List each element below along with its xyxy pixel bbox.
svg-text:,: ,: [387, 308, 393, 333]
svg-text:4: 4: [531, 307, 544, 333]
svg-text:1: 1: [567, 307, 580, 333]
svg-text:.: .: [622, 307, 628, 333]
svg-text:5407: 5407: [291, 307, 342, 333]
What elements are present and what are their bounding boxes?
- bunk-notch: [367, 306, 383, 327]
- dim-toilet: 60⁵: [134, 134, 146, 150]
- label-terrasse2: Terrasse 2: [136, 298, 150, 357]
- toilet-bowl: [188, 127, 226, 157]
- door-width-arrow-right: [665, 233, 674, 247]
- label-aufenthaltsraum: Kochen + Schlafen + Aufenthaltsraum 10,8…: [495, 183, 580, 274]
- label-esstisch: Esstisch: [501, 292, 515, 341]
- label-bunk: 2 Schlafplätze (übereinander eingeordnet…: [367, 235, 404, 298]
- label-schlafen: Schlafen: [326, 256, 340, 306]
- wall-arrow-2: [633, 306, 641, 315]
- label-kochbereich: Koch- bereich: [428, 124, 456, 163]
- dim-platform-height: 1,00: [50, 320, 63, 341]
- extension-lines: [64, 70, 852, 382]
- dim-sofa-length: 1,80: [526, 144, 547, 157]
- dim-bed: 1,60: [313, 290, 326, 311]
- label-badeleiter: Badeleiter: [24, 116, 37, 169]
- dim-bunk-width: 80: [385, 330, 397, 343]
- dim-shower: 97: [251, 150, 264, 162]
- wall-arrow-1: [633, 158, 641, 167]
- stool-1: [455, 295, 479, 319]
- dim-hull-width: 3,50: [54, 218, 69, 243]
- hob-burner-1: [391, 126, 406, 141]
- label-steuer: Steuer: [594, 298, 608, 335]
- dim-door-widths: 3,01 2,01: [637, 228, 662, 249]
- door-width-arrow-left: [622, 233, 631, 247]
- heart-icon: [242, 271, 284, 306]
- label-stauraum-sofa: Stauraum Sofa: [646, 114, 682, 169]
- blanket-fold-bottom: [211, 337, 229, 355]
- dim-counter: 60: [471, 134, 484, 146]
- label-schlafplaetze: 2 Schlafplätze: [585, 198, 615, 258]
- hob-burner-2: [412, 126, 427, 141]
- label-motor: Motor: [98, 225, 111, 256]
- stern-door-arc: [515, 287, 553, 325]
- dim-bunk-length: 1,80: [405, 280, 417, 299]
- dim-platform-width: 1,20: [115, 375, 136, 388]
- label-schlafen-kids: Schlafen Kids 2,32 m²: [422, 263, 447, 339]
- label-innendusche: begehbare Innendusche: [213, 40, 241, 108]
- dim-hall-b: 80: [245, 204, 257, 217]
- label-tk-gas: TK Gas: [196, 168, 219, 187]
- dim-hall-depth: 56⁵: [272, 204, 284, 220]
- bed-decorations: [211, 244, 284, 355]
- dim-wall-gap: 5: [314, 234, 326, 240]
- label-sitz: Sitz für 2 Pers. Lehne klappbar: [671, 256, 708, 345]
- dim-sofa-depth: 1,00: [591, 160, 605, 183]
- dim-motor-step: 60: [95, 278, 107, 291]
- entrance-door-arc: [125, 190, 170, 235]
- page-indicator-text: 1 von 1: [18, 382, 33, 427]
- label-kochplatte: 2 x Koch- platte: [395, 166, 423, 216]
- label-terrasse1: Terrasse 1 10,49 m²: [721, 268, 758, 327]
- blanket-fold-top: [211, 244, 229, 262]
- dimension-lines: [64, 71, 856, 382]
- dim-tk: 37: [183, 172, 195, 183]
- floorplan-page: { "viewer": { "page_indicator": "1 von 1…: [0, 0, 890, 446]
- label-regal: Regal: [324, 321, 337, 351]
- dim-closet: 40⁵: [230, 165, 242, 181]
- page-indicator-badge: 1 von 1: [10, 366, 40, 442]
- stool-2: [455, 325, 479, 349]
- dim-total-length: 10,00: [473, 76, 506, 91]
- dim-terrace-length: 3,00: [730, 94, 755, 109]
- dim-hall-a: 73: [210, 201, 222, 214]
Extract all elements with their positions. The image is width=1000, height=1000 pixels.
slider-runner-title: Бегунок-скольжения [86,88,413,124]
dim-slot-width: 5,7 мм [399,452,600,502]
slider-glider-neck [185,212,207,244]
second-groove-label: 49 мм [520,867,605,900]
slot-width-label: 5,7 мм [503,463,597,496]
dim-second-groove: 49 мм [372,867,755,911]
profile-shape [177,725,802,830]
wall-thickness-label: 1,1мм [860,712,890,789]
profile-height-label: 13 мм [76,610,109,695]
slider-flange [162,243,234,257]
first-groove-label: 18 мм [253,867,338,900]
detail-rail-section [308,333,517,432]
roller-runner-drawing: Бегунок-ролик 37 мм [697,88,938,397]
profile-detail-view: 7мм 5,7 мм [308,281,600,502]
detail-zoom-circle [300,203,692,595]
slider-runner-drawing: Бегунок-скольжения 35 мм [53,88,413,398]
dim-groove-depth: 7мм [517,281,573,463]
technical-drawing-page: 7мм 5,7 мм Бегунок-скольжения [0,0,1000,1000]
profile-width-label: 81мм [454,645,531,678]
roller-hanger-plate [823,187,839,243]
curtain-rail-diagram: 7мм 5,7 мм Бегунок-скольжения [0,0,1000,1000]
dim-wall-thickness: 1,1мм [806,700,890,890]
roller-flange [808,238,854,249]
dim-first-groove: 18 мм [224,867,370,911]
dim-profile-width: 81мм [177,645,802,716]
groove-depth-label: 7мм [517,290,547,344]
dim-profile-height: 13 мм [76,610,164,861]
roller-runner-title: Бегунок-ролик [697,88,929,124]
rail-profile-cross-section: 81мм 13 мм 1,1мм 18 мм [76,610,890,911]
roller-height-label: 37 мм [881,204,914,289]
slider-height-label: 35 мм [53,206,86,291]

************

=== BRIEF ===
Reproduce the lines from the very start of the entries through the line containing "- dim-bed: 1,60: [313, 290, 326, 311]", with both ends included.

=== RESULT OF THIS TASK ===
List each element below along with its xyxy pixel bbox.
svg-text:,: ,: [387, 308, 393, 333]
svg-text:4: 4: [531, 307, 544, 333]
svg-text:1: 1: [567, 307, 580, 333]
svg-text:.: .: [622, 307, 628, 333]
svg-text:5407: 5407: [291, 307, 342, 333]
What elements are present and what are their bounding boxes?
- bunk-notch: [367, 306, 383, 327]
- dim-toilet: 60⁵: [134, 134, 146, 150]
- label-terrasse2: Terrasse 2: [136, 298, 150, 357]
- toilet-bowl: [188, 127, 226, 157]
- door-width-arrow-right: [665, 233, 674, 247]
- label-aufenthaltsraum: Kochen + Schlafen + Aufenthaltsraum 10,8…: [495, 183, 580, 274]
- label-esstisch: Esstisch: [501, 292, 515, 341]
- label-bunk: 2 Schlafplätze (übereinander eingeordnet…: [367, 235, 404, 298]
- label-schlafen: Schlafen: [326, 256, 340, 306]
- wall-arrow-2: [633, 306, 641, 315]
- label-kochbereich: Koch- bereich: [428, 124, 456, 163]
- dim-platform-height: 1,00: [50, 320, 63, 341]
- extension-lines: [64, 70, 852, 382]
- dim-sofa-length: 1,80: [526, 144, 547, 157]
- dim-bed: 1,60: [313, 290, 326, 311]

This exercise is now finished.